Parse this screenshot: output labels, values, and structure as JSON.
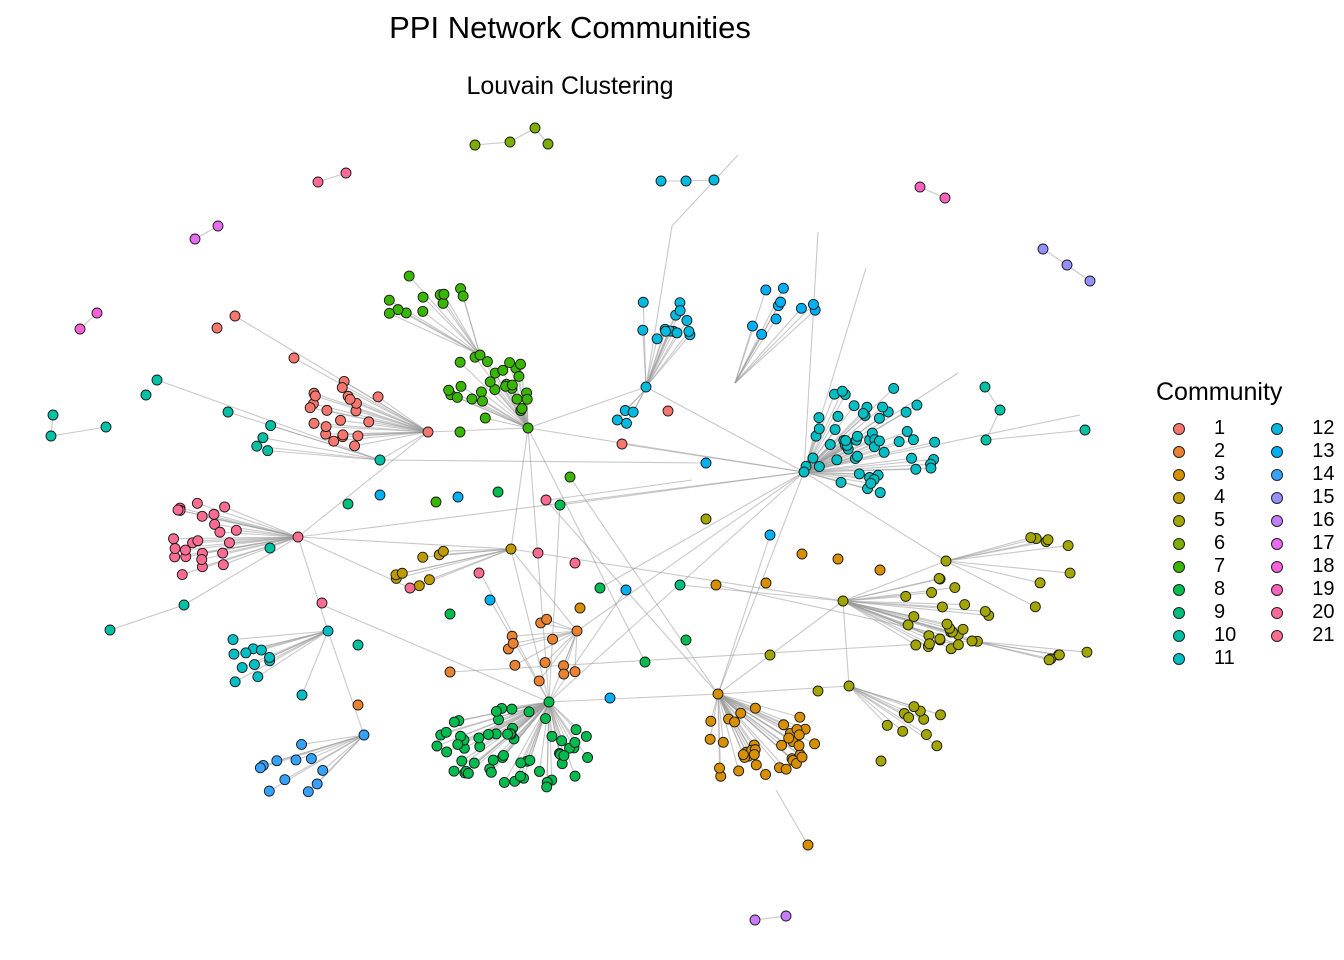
{
  "title": "PPI Network Communities",
  "subtitle": "Louvain Clustering",
  "legend": {
    "title": "Community",
    "items": [
      {
        "label": "1",
        "color": "#F8766D"
      },
      {
        "label": "2",
        "color": "#EA8331"
      },
      {
        "label": "3",
        "color": "#D89000"
      },
      {
        "label": "4",
        "color": "#C09B00"
      },
      {
        "label": "5",
        "color": "#A3A500"
      },
      {
        "label": "6",
        "color": "#7CAE00"
      },
      {
        "label": "7",
        "color": "#39B600"
      },
      {
        "label": "8",
        "color": "#00BB4E"
      },
      {
        "label": "9",
        "color": "#00BF7D"
      },
      {
        "label": "10",
        "color": "#00C1A3"
      },
      {
        "label": "11",
        "color": "#00BFC4"
      },
      {
        "label": "12",
        "color": "#00BAE0"
      },
      {
        "label": "13",
        "color": "#00B0F6"
      },
      {
        "label": "14",
        "color": "#35A2FF"
      },
      {
        "label": "15",
        "color": "#9590FF"
      },
      {
        "label": "16",
        "color": "#C77CFF"
      },
      {
        "label": "17",
        "color": "#E76BF3"
      },
      {
        "label": "18",
        "color": "#FA62DB"
      },
      {
        "label": "19",
        "color": "#FF62BC"
      },
      {
        "label": "20",
        "color": "#FF6A98"
      },
      {
        "label": "21",
        "color": "#FF6C91"
      }
    ]
  }
}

● WHAT YOU NEED TO DO
Omit the images and transcribe all of the records above word for word.

● WRITTEN SOLUTION
Parse this screenshot: output labels, values, and structure as JSON.
{
  "title": "PPI Network Communities",
  "subtitle": "Louvain Clustering",
  "legend": {
    "title": "Community",
    "items": [
      {
        "label": "1",
        "color": "#F8766D"
      },
      {
        "label": "2",
        "color": "#EA8331"
      },
      {
        "label": "3",
        "color": "#D89000"
      },
      {
        "label": "4",
        "color": "#C09B00"
      },
      {
        "label": "5",
        "color": "#A3A500"
      },
      {
        "label": "6",
        "color": "#7CAE00"
      },
      {
        "label": "7",
        "color": "#39B600"
      },
      {
        "label": "8",
        "color": "#00BB4E"
      },
      {
        "label": "9",
        "color": "#00BF7D"
      },
      {
        "label": "10",
        "color": "#00C1A3"
      },
      {
        "label": "11",
        "color": "#00BFC4"
      },
      {
        "label": "12",
        "color": "#00BAE0"
      },
      {
        "label": "13",
        "color": "#00B0F6"
      },
      {
        "label": "14",
        "color": "#35A2FF"
      },
      {
        "label": "15",
        "color": "#9590FF"
      },
      {
        "label": "16",
        "color": "#C77CFF"
      },
      {
        "label": "17",
        "color": "#E76BF3"
      },
      {
        "label": "18",
        "color": "#FA62DB"
      },
      {
        "label": "19",
        "color": "#FF62BC"
      },
      {
        "label": "20",
        "color": "#FF6A98"
      },
      {
        "label": "21",
        "color": "#FF6C91"
      }
    ]
  }
}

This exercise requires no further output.